§ **TASK OBJECTIVE**: In the records below, locate the line containing "What does this", then output that line and all later lines exactly, through the last one.

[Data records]
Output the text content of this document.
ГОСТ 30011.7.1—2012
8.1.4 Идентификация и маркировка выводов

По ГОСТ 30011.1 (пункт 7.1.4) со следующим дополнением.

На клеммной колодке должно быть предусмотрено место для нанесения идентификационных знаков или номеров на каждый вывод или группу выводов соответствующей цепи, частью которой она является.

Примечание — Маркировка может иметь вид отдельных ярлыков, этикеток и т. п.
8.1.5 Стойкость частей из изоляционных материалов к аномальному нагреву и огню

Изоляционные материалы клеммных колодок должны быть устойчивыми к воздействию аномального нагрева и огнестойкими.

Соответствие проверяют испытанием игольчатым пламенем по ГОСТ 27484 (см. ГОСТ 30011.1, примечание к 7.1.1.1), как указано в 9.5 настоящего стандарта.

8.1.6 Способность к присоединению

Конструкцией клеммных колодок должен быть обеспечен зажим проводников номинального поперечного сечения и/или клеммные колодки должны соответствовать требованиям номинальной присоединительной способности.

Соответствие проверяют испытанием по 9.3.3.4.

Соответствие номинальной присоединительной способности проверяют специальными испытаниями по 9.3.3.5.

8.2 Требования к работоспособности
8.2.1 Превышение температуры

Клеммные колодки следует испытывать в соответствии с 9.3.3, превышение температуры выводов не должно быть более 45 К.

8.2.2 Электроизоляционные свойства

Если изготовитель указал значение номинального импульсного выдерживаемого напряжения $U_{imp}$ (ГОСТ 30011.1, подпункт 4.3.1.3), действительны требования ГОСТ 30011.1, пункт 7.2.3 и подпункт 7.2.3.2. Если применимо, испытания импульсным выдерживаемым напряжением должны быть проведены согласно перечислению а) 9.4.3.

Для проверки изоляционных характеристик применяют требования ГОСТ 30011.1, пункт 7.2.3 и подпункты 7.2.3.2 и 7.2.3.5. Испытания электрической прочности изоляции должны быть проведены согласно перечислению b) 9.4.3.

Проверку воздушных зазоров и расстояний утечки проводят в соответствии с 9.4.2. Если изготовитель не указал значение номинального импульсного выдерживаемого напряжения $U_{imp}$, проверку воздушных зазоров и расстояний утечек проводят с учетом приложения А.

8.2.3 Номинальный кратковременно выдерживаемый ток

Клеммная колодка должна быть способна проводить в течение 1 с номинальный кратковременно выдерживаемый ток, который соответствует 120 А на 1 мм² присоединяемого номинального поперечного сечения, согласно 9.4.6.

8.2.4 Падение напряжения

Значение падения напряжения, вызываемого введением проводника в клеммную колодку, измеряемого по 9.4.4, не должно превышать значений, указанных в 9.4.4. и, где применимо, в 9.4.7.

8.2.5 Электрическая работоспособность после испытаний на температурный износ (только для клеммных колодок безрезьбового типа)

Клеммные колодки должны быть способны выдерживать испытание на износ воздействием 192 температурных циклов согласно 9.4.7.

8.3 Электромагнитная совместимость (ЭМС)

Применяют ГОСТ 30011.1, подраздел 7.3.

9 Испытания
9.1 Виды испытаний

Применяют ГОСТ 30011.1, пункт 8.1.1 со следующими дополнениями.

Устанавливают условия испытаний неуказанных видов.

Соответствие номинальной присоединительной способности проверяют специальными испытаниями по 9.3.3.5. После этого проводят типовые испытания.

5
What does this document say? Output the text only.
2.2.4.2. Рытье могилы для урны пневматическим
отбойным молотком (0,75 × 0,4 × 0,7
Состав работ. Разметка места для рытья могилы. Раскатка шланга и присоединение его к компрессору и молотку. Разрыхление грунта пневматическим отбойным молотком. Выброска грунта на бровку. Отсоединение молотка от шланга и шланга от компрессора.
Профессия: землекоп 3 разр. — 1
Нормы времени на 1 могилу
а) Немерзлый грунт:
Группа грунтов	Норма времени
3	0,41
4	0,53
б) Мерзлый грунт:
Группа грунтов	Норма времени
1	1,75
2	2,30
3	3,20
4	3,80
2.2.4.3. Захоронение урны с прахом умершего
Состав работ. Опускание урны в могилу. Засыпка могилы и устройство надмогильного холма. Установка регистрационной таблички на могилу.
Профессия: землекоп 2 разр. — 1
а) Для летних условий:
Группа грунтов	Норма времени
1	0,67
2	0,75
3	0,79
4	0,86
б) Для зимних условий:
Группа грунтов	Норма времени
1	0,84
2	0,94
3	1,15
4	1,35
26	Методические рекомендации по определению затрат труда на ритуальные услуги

§ **COMPLETE OUTPUT**:
What does this document say? Output the text only.
2.2.4.2. Рытье могилы для урны пневматическим
отбойным молотком (0,75 × 0,4 × 0,7
Состав работ. Разметка места для рытья могилы. Раскатка шланга и присоединение его к компрессору и молотку. Разрыхление грунта пневматическим отбойным молотком. Выброска грунта на бровку. Отсоединение молотка от шланга и шланга от компрессора.
Профессия: землекоп 3 разр. — 1
Нормы времени на 1 могилу
а) Немерзлый грунт:
Группа грунтов	Норма времени
3	0,41
4	0,53
б) Мерзлый грунт:
Группа грунтов	Норма времени
1	1,75
2	2,30
3	3,20
4	3,80
2.2.4.3. Захоронение урны с прахом умершего
Состав работ. Опускание урны в могилу. Засыпка могилы и устройство надмогильного холма. Установка регистрационной таблички на могилу.
Профессия: землекоп 2 разр. — 1
а) Для летних условий:
Группа грунтов	Норма времени
1	0,67
2	0,75
3	0,79
4	0,86
б) Для зимних условий:
Группа грунтов	Норма времени
1	0,84
2	0,94
3	1,15
4	1,35
26	Методические рекомендации по определению затрат труда на ритуальные услуги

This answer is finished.